----- PROVIDED DATA
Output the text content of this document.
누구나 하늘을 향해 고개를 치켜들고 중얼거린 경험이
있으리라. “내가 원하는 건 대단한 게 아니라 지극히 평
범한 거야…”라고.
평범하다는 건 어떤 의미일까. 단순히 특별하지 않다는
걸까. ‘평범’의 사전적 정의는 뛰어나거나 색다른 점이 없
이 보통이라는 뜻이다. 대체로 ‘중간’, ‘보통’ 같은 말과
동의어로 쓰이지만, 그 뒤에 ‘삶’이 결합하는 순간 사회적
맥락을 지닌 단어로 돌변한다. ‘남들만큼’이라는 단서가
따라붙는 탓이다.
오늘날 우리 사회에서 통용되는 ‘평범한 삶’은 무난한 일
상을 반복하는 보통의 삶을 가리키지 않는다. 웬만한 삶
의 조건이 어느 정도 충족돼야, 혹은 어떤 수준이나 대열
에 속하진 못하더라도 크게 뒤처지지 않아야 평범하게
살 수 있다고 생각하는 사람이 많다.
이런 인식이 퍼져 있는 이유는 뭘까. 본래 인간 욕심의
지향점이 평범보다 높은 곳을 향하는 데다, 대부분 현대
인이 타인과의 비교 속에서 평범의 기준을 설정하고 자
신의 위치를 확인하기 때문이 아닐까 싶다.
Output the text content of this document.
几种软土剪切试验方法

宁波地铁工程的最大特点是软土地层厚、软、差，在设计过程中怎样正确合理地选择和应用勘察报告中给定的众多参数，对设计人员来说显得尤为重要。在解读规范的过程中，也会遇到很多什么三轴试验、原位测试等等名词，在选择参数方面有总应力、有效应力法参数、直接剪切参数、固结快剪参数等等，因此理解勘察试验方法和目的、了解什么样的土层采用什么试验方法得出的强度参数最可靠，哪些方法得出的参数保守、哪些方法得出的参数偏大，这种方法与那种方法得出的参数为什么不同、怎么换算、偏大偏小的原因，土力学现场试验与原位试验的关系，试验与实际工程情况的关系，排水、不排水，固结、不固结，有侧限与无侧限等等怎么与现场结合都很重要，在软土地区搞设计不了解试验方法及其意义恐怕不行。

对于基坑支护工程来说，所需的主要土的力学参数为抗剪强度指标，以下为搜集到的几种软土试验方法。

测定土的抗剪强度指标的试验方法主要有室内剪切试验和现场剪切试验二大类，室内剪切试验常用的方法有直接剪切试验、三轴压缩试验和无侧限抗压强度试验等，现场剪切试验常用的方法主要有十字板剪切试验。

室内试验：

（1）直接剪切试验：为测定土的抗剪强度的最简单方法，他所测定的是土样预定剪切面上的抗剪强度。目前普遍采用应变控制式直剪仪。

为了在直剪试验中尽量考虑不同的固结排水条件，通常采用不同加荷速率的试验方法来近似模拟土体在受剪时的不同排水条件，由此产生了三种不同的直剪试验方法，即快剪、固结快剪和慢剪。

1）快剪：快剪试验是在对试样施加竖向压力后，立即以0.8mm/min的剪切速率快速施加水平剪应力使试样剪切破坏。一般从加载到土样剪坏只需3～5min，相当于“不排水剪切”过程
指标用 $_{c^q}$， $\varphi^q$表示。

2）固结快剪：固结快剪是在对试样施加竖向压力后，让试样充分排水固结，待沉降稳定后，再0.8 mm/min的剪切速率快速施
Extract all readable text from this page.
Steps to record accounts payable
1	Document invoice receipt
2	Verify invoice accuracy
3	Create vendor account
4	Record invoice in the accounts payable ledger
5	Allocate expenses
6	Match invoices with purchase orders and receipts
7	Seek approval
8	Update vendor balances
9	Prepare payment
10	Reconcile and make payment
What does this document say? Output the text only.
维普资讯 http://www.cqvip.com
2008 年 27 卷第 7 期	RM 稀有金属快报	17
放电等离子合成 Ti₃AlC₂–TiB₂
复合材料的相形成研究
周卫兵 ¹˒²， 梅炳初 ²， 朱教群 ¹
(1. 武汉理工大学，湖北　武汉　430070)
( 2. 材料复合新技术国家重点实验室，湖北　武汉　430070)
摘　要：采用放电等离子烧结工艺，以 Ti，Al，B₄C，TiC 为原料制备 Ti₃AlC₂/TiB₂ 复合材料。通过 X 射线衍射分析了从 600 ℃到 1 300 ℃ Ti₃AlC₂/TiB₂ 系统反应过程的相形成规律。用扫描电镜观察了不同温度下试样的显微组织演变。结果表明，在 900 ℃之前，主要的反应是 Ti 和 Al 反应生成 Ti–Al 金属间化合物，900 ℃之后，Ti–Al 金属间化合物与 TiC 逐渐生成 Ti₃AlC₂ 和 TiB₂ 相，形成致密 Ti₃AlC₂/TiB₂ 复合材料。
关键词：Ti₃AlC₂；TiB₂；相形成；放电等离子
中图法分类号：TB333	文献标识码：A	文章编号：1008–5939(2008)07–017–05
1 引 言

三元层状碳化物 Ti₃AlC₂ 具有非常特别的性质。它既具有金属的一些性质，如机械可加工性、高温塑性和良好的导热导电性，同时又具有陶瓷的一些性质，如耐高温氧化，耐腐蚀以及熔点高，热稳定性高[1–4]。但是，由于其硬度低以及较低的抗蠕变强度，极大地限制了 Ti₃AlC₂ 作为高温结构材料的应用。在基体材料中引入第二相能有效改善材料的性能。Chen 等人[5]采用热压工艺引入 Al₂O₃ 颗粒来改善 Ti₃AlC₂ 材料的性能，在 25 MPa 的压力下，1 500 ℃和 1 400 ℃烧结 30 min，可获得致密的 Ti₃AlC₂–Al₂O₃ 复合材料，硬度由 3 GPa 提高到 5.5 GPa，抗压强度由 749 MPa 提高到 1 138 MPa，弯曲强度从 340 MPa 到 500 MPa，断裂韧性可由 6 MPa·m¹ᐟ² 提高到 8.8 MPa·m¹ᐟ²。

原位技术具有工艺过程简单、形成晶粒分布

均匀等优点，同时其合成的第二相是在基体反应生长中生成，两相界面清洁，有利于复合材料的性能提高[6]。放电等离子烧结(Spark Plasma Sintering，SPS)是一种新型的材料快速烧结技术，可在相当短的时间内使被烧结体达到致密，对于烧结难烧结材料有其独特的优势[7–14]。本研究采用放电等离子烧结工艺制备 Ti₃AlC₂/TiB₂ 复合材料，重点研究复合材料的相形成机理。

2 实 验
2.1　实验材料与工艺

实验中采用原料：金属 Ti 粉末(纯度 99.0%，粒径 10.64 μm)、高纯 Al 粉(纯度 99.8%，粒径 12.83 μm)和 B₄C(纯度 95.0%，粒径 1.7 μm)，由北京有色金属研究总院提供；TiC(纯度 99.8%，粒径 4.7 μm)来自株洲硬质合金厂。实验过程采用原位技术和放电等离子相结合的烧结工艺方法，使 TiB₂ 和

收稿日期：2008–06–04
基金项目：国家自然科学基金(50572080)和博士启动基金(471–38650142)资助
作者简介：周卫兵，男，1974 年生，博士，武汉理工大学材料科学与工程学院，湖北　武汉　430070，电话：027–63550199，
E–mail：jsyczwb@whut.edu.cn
----------
• [EXERCISE REQUIREMENTS]:
Using the listing above, return all lines where the word "payable" occurs.

• [OUTPUT FOR THIS EXERCISE]:
Steps to record accounts payable
4	Record invoice in the accounts payable ledger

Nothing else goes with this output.